** START STORED ROWS **
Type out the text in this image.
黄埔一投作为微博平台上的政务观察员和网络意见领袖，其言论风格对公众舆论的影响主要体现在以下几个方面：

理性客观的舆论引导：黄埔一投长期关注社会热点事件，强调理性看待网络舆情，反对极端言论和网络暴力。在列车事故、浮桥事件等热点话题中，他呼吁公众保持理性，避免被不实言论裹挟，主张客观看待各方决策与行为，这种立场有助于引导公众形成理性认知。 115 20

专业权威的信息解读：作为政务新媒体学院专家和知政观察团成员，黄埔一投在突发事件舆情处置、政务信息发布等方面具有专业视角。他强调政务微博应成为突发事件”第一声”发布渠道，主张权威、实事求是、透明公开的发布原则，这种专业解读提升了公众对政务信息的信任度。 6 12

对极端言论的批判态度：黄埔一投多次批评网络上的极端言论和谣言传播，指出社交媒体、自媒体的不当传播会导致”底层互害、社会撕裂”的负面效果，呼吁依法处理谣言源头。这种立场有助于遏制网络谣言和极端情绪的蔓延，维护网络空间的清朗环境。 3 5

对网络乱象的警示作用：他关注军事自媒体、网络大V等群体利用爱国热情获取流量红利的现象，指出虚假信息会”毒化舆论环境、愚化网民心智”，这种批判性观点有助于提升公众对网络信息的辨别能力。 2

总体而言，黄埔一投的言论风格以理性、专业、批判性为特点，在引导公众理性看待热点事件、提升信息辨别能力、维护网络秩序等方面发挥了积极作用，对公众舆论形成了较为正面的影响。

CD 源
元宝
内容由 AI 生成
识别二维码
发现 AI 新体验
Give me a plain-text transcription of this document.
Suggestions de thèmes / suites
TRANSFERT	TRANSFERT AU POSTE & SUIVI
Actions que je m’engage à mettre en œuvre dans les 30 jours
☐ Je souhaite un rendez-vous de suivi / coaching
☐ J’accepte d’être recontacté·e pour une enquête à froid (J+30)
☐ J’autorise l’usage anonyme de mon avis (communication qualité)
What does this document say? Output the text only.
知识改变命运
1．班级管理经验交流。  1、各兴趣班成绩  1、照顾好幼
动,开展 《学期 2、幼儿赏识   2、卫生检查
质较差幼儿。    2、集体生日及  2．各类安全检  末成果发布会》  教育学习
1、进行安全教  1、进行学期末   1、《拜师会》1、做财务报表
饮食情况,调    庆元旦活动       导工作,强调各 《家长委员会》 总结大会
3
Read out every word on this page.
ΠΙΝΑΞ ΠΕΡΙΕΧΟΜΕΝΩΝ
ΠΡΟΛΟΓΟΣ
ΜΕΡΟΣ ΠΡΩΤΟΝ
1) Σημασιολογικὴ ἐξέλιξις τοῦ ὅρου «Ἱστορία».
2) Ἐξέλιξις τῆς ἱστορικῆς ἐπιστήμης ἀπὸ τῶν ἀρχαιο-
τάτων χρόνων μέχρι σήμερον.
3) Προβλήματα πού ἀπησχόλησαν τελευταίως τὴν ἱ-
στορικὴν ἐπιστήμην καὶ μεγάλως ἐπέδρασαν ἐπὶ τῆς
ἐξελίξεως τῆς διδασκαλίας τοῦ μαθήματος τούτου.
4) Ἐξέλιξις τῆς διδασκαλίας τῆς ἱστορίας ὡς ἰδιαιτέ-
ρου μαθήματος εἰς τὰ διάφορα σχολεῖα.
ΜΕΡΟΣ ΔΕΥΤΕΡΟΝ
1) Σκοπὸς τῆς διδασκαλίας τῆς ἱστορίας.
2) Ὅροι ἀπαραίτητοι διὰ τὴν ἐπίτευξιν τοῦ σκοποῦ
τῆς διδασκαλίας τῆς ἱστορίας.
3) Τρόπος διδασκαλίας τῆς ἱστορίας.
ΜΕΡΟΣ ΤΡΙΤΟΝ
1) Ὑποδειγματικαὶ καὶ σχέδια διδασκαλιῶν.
** END STORED ROWS **
• PROBLEM:
Provide an exact reproduction of all the entries shown above.

• FULL ANSWER:
Type out the text in this image.
黄埔一投作为微博平台上的政务观察员和网络意见领袖，其言论风格对公众舆论的影响主要体现在以下几个方面：

理性客观的舆论引导：黄埔一投长期关注社会热点事件，强调理性看待网络舆情，反对极端言论和网络暴力。在列车事故、浮桥事件等热点话题中，他呼吁公众保持理性，避免被不实言论裹挟，主张客观看待各方决策与行为，这种立场有助于引导公众形成理性认知。 115 20

专业权威的信息解读：作为政务新媒体学院专家和知政观察团成员，黄埔一投在突发事件舆情处置、政务信息发布等方面具有专业视角。他强调政务微博应成为突发事件”第一声”发布渠道，主张权威、实事求是、透明公开的发布原则，这种专业解读提升了公众对政务信息的信任度。 6 12

对极端言论的批判态度：黄埔一投多次批评网络上的极端言论和谣言传播，指出社交媒体、自媒体的不当传播会导致”底层互害、社会撕裂”的负面效果，呼吁依法处理谣言源头。这种立场有助于遏制网络谣言和极端情绪的蔓延，维护网络空间的清朗环境。 3 5

对网络乱象的警示作用：他关注军事自媒体、网络大V等群体利用爱国热情获取流量红利的现象，指出虚假信息会”毒化舆论环境、愚化网民心智”，这种批判性观点有助于提升公众对网络信息的辨别能力。 2

总体而言，黄埔一投的言论风格以理性、专业、批判性为特点，在引导公众理性看待热点事件、提升信息辨别能力、维护网络秩序等方面发挥了积极作用，对公众舆论形成了较为正面的影响。

CD 源
元宝
内容由 AI 生成
识别二维码
发现 AI 新体验
Give me a plain-text transcription of this document.
Suggestions de thèmes / suites
TRANSFERT	TRANSFERT AU POSTE & SUIVI
Actions que je m’engage à mettre en œuvre dans les 30 jours
☐ Je souhaite un rendez-vous de suivi / coaching
☐ J’accepte d’être recontacté·e pour une enquête à froid (J+30)
☐ J’autorise l’usage anonyme de mon avis (communication qualité)
What does this document say? Output the text only.
知识改变命运
1．班级管理经验交流。  1、各兴趣班成绩  1、照顾好幼
动,开展 《学期 2、幼儿赏识   2、卫生检查
质较差幼儿。    2、集体生日及  2．各类安全检  末成果发布会》  教育学习
1、进行安全教  1、进行学期末   1、《拜师会》1、做财务报表
饮食情况,调    庆元旦活动       导工作,强调各 《家长委员会》 总结大会
3
Read out every word on this page.
ΠΙΝΑΞ ΠΕΡΙΕΧΟΜΕΝΩΝ
ΠΡΟΛΟΓΟΣ
ΜΕΡΟΣ ΠΡΩΤΟΝ
1) Σημασιολογικὴ ἐξέλιξις τοῦ ὅρου «Ἱστορία».
2) Ἐξέλιξις τῆς ἱστορικῆς ἐπιστήμης ἀπὸ τῶν ἀρχαιο-
τάτων χρόνων μέχρι σήμερον.
3) Προβλήματα πού ἀπησχόλησαν τελευταίως τὴν ἱ-
στορικὴν ἐπιστήμην καὶ μεγάλως ἐπέδρασαν ἐπὶ τῆς
ἐξελίξεως τῆς διδασκαλίας τοῦ μαθήματος τούτου.
4) Ἐξέλιξις τῆς διδασκαλίας τῆς ἱστορίας ὡς ἰδιαιτέ-
ρου μαθήματος εἰς τὰ διάφορα σχολεῖα.
ΜΕΡΟΣ ΔΕΥΤΕΡΟΝ
1) Σκοπὸς τῆς διδασκαλίας τῆς ἱστορίας.
2) Ὅροι ἀπαραίτητοι διὰ τὴν ἐπίτευξιν τοῦ σκοποῦ
τῆς διδασκαλίας τῆς ἱστορίας.
3) Τρόπος διδασκαλίας τῆς ἱστορίας.
ΜΕΡΟΣ ΤΡΙΤΟΝ
1) Ὑποδειγματικαὶ καὶ σχέδια διδασκαλιῶν.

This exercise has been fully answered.